*Job*
Copy out each line in the material below that has the word "Throw".

Records from a collection:
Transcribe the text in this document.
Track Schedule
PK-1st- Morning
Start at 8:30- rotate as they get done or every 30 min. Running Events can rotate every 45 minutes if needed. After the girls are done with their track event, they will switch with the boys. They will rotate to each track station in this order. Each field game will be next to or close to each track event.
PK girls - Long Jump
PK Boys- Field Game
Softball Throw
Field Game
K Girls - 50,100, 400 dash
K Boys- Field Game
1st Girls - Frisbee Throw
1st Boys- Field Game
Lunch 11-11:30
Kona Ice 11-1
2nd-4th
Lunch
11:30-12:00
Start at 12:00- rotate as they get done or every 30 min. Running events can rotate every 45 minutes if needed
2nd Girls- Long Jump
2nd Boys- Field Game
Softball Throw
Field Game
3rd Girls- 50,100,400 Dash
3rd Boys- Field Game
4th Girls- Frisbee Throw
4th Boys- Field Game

*The reply*
Softball Throw
1st Girls - Frisbee Throw
Softball Throw
4th Girls- Frisbee Throw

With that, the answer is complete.